— WORK REQUIRED —
Search the data below for the word "προσφορές" and copy each line that holds it.

Data excerpts

------------------------------------------------------------

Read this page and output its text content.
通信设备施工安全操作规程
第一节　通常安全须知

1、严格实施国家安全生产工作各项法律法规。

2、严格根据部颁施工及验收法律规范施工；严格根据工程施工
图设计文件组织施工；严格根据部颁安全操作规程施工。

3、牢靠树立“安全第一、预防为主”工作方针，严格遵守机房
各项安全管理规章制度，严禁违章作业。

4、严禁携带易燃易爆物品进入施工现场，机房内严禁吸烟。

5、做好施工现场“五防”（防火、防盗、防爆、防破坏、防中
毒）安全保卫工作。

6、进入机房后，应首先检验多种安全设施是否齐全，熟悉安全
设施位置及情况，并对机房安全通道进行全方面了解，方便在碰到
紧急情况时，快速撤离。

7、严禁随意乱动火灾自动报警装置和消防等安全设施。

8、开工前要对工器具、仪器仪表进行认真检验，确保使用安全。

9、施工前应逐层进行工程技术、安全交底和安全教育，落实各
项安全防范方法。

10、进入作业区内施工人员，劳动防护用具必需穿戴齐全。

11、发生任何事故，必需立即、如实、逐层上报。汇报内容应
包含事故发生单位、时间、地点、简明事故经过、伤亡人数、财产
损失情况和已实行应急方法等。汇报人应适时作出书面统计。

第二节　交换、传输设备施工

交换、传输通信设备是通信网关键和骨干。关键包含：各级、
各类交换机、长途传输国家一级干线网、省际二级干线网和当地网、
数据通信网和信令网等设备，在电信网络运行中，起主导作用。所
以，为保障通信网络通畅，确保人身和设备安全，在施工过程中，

------------------------------------------------------------

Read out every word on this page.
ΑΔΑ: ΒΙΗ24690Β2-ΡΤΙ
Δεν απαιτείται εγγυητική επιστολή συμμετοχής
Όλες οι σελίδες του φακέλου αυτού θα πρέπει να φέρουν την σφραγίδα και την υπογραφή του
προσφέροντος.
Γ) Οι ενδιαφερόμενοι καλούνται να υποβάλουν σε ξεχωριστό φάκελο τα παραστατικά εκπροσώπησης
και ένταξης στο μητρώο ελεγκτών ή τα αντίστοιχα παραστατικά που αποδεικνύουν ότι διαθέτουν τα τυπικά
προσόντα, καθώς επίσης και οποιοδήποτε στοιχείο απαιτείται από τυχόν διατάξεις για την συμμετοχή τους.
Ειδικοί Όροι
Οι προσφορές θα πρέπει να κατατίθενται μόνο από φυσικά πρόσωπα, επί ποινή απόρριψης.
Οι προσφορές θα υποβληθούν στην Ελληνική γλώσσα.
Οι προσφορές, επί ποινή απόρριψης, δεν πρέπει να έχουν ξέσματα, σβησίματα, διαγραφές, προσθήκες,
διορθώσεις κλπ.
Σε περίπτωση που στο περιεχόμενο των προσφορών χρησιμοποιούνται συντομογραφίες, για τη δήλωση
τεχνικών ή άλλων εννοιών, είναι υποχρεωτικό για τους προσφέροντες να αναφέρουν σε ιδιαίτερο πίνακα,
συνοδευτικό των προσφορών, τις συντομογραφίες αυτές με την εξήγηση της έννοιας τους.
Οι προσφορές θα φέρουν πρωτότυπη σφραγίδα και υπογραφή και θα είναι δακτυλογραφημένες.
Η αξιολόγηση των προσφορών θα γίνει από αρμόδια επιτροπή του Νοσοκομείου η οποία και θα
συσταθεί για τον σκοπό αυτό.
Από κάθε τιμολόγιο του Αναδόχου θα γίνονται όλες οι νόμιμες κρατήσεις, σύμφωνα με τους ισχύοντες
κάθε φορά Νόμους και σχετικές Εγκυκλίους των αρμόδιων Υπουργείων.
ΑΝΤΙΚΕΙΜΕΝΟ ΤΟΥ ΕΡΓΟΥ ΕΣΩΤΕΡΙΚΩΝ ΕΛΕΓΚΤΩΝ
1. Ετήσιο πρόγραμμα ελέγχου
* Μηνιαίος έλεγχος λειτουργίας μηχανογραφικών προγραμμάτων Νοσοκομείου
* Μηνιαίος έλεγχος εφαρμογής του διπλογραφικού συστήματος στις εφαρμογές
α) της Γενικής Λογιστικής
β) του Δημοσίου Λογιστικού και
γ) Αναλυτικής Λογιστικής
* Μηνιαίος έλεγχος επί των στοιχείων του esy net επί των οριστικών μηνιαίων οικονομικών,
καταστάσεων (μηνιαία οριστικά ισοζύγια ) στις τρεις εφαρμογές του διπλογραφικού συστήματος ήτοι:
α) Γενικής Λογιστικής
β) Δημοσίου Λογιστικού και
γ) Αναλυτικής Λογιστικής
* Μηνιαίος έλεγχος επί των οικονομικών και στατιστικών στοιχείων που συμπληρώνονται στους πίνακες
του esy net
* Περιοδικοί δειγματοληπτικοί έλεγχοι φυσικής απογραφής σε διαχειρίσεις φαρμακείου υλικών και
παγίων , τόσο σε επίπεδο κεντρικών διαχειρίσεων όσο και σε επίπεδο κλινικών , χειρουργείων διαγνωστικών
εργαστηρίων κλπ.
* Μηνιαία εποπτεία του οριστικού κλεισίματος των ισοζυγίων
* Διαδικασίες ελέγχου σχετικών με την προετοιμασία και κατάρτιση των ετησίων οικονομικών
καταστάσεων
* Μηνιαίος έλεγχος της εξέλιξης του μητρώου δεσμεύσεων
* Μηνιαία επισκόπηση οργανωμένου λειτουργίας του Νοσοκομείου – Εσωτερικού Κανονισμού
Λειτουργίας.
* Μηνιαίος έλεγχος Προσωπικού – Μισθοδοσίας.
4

------------------------------------------------------------

— EXERCISE OUTPUT —
Οι προσφορές θα πρέπει να κατατίθενται μόνο από φυσικά πρόσωπα, επί ποινή απόρριψης.
Οι προσφορές θα υποβληθούν στην Ελληνική γλώσσα.
Οι προσφορές, επί ποινή απόρριψης, δεν πρέπει να έχουν ξέσματα, σβησίματα, διαγραφές, προσθήκες,
Οι προσφορές θα φέρουν πρωτότυπη σφραγίδα και υπογραφή και θα είναι δακτυλογραφημένες.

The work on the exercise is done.